[start of Dataset rows]

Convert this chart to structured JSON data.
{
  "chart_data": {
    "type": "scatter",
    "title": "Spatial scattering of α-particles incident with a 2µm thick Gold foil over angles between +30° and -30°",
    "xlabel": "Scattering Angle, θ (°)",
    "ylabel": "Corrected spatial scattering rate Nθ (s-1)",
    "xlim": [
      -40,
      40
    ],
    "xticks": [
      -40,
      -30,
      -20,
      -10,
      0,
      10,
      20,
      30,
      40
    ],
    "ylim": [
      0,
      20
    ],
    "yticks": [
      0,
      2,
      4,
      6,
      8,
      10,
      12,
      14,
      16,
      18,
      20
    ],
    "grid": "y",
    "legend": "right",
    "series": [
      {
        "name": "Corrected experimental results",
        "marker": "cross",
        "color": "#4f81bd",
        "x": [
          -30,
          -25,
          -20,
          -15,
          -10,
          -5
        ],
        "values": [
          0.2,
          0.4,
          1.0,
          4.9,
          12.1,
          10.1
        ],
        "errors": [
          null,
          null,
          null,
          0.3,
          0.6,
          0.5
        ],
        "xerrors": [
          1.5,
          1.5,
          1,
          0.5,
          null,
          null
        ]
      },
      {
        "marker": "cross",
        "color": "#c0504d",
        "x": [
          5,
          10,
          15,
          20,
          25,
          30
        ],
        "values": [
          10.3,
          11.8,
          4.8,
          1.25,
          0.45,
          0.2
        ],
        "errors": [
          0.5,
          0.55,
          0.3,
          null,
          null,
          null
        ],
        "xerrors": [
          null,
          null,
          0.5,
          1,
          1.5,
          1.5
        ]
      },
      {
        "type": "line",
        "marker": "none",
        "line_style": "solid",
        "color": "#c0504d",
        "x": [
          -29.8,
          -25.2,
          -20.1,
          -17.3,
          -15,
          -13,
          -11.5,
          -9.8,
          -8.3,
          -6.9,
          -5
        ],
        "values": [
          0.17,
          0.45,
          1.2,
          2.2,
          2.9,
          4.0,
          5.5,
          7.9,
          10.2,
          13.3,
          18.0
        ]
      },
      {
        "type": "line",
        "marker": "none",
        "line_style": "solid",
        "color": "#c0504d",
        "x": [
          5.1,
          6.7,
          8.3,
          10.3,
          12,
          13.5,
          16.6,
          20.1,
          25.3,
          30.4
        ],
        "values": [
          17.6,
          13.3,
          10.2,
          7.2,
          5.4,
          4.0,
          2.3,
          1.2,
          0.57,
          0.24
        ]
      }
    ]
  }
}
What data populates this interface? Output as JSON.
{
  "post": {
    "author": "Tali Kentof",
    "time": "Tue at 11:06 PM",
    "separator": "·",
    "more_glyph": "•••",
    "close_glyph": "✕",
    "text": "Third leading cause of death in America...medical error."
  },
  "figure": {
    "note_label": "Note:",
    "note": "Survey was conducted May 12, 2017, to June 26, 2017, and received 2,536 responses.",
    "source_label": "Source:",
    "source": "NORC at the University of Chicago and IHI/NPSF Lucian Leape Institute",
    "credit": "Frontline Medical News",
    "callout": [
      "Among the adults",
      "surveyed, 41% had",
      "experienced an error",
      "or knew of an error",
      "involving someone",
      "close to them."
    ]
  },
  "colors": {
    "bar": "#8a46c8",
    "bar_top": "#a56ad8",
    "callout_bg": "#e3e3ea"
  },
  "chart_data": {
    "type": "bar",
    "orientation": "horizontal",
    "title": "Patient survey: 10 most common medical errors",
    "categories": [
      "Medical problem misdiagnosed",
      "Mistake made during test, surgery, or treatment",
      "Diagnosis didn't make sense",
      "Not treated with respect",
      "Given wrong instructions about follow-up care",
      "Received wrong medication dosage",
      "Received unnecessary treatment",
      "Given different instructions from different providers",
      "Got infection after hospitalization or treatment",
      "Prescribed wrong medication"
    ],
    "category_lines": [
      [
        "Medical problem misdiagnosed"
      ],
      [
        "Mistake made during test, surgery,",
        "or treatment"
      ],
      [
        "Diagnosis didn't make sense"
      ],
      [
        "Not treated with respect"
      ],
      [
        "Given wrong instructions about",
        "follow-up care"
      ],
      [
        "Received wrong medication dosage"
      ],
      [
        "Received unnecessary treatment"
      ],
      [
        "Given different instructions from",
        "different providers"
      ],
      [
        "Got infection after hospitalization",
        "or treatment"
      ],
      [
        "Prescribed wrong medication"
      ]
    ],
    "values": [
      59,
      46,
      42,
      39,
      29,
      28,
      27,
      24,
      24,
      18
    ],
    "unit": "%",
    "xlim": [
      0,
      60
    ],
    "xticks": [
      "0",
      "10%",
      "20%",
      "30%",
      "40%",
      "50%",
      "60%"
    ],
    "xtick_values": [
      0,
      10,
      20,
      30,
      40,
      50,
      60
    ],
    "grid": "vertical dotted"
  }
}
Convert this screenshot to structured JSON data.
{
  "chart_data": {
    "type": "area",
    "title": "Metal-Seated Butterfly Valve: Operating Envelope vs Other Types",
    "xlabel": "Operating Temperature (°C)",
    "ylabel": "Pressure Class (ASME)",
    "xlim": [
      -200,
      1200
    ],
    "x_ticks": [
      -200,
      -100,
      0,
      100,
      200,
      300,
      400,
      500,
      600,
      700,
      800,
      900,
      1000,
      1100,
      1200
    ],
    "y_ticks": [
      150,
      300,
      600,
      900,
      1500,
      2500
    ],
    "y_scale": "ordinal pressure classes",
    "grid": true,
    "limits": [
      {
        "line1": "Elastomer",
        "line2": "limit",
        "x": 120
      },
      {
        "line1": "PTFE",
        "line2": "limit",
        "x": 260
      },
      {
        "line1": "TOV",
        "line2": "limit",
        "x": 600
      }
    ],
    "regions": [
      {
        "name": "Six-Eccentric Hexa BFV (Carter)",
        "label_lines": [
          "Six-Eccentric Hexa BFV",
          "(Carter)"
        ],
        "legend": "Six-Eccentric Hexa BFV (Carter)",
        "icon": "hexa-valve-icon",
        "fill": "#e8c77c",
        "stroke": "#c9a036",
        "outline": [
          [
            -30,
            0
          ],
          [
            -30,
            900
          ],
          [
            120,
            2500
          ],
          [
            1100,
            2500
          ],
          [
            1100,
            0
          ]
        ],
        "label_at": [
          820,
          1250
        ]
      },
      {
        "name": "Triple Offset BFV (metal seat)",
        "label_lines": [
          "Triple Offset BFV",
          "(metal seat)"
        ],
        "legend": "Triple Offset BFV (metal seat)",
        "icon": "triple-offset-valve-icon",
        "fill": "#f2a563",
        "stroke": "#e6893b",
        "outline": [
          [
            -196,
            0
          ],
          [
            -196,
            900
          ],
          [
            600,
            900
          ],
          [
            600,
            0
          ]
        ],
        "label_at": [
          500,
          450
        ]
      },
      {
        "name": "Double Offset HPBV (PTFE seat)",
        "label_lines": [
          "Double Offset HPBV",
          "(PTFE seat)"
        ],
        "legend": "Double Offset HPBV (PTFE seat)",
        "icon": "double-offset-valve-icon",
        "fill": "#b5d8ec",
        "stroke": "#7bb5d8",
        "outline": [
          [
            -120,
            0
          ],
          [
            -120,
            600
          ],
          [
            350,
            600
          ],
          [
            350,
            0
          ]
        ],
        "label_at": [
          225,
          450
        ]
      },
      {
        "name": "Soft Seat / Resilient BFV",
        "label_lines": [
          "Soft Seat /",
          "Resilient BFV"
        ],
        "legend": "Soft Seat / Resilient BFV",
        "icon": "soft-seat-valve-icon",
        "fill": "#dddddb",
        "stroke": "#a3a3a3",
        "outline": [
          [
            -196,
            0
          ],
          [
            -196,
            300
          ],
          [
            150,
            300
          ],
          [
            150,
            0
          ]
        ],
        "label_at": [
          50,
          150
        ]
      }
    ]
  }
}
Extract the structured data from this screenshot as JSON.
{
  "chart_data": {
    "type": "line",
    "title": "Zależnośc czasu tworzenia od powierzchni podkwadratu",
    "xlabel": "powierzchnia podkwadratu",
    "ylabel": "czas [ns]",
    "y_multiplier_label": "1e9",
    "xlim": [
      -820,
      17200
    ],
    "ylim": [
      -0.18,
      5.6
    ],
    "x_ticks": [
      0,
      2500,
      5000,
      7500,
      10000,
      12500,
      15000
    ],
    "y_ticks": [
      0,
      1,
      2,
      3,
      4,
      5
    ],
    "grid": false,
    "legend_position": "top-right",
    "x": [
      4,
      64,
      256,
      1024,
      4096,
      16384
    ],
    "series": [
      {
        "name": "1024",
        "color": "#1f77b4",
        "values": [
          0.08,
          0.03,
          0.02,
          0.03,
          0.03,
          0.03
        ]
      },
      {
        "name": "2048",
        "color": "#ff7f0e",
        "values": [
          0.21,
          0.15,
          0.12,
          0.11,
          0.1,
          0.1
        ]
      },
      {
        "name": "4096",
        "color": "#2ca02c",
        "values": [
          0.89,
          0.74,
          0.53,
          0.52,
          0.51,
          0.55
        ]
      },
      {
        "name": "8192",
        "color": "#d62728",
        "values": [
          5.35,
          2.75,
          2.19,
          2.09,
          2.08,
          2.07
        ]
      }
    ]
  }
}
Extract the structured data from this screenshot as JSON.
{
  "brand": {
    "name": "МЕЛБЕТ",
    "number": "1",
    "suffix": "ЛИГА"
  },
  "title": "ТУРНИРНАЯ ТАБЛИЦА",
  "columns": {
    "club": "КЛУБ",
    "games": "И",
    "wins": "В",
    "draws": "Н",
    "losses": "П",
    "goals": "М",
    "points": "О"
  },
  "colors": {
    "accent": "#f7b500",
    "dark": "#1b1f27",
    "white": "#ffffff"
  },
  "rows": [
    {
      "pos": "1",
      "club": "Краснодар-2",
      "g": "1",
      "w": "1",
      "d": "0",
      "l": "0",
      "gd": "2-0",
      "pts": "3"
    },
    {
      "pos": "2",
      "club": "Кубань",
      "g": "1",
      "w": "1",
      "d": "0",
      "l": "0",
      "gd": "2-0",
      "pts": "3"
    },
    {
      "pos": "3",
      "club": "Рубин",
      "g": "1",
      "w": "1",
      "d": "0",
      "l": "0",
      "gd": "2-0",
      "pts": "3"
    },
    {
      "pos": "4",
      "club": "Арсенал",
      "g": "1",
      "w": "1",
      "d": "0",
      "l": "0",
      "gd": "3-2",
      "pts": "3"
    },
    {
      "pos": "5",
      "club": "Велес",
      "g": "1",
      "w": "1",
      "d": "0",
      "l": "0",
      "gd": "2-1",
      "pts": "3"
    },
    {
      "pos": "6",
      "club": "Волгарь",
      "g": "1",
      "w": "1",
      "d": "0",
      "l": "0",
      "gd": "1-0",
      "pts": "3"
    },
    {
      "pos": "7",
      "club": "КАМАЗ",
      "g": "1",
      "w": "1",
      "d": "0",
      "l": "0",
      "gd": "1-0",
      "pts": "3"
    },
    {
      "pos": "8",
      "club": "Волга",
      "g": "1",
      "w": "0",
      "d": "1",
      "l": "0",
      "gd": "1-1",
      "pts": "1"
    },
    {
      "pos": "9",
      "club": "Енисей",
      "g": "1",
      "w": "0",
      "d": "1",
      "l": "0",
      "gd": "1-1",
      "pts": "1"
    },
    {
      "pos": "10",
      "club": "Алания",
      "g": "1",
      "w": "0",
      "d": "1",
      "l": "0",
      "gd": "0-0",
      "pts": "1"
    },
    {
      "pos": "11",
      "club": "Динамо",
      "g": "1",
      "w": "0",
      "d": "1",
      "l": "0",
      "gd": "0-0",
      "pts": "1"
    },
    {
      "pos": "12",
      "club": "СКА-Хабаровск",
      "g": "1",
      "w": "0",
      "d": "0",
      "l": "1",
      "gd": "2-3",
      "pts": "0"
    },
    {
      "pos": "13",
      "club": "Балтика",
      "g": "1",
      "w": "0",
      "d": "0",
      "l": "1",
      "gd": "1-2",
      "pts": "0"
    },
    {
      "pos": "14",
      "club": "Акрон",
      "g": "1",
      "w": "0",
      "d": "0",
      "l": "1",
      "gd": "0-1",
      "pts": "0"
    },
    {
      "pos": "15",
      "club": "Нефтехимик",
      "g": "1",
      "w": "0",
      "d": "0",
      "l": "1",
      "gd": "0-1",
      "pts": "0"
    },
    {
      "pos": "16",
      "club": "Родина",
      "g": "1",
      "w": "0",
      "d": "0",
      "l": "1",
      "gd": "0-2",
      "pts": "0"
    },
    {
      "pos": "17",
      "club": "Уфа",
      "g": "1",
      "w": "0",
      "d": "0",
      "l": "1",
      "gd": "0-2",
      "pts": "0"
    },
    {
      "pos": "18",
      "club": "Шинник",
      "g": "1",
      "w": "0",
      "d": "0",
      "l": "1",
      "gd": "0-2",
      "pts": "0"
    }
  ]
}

[end of Dataset rows]

* **Set task**: Gather each line of the listing containing the word "grid" and show it.

* **Written solution**:
    "grid": "y",
    "grid": "vertical dotted"
    "grid": true,
    "grid": false,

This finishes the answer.